[DATASET EXTRACT start]

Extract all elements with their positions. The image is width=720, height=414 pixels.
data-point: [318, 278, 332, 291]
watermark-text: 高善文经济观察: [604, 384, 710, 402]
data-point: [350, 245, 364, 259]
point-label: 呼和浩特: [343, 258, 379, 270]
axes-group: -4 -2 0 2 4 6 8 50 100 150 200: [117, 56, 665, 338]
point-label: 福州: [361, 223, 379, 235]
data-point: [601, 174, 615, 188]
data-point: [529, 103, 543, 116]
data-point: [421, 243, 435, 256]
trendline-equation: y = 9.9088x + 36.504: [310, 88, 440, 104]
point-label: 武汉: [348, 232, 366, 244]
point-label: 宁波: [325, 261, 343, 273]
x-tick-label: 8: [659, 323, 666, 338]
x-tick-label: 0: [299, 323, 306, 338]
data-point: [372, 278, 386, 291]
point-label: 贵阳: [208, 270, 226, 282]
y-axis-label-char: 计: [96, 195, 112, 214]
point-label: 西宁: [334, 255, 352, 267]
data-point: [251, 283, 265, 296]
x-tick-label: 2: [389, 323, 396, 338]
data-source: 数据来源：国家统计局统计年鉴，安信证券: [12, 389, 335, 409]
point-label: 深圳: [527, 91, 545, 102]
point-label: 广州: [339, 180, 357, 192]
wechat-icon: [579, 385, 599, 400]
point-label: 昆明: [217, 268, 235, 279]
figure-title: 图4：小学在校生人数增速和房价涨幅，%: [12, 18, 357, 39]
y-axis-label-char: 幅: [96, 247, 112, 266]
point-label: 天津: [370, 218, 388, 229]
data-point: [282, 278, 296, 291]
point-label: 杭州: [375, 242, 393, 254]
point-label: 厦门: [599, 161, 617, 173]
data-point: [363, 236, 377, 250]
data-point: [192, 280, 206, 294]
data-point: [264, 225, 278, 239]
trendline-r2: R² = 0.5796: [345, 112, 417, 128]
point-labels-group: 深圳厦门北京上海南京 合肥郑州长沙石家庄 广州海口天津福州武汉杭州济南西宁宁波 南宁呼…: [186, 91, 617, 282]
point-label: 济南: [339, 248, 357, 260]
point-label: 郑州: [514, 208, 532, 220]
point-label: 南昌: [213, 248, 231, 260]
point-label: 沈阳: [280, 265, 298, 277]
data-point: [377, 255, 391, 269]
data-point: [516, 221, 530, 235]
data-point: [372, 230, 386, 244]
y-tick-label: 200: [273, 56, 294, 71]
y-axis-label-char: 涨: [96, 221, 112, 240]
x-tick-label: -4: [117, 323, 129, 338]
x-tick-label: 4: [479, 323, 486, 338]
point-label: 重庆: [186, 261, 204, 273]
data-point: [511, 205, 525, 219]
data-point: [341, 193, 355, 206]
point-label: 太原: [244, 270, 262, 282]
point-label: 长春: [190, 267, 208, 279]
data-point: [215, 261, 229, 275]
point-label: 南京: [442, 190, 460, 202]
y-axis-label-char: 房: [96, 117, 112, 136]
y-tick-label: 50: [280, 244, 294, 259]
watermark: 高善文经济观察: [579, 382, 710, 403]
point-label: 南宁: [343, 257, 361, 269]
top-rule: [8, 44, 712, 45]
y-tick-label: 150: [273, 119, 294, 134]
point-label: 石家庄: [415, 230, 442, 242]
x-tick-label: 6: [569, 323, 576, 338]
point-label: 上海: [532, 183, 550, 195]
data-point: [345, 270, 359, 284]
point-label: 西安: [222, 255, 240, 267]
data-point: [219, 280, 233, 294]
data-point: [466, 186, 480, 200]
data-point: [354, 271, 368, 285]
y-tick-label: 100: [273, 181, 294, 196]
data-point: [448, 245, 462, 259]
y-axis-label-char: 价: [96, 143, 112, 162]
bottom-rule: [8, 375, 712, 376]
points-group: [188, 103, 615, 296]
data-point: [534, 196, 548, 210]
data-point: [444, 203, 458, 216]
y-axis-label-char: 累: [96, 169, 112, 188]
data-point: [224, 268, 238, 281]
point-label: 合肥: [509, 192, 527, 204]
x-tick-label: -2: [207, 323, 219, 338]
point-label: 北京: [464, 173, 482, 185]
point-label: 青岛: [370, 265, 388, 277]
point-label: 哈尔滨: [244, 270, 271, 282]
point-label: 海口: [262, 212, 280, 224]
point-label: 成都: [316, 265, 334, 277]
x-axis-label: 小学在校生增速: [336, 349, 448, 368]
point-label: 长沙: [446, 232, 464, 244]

[DATASET EXTRACT end]

Duplicate the stretch of lines from the start of the records through "point-label: 昆明: [217, 268, 235, 279]", both ends included, reproducing each line without any change.

**SOLUTION**
Extract all elements with their positions. The image is width=720, height=414 pixels.
data-point: [318, 278, 332, 291]
watermark-text: 高善文经济观察: [604, 384, 710, 402]
data-point: [350, 245, 364, 259]
point-label: 呼和浩特: [343, 258, 379, 270]
axes-group: -4 -2 0 2 4 6 8 50 100 150 200: [117, 56, 665, 338]
point-label: 福州: [361, 223, 379, 235]
data-point: [601, 174, 615, 188]
data-point: [529, 103, 543, 116]
data-point: [421, 243, 435, 256]
trendline-equation: y = 9.9088x + 36.504: [310, 88, 440, 104]
point-label: 武汉: [348, 232, 366, 244]
point-label: 宁波: [325, 261, 343, 273]
x-tick-label: 8: [659, 323, 666, 338]
x-tick-label: 0: [299, 323, 306, 338]
data-point: [372, 278, 386, 291]
point-label: 贵阳: [208, 270, 226, 282]
y-axis-label-char: 计: [96, 195, 112, 214]
point-label: 西宁: [334, 255, 352, 267]
data-point: [251, 283, 265, 296]
x-tick-label: 2: [389, 323, 396, 338]
data-source: 数据来源：国家统计局统计年鉴，安信证券: [12, 389, 335, 409]
point-label: 深圳: [527, 91, 545, 102]
point-label: 广州: [339, 180, 357, 192]
wechat-icon: [579, 385, 599, 400]
point-label: 昆明: [217, 268, 235, 279]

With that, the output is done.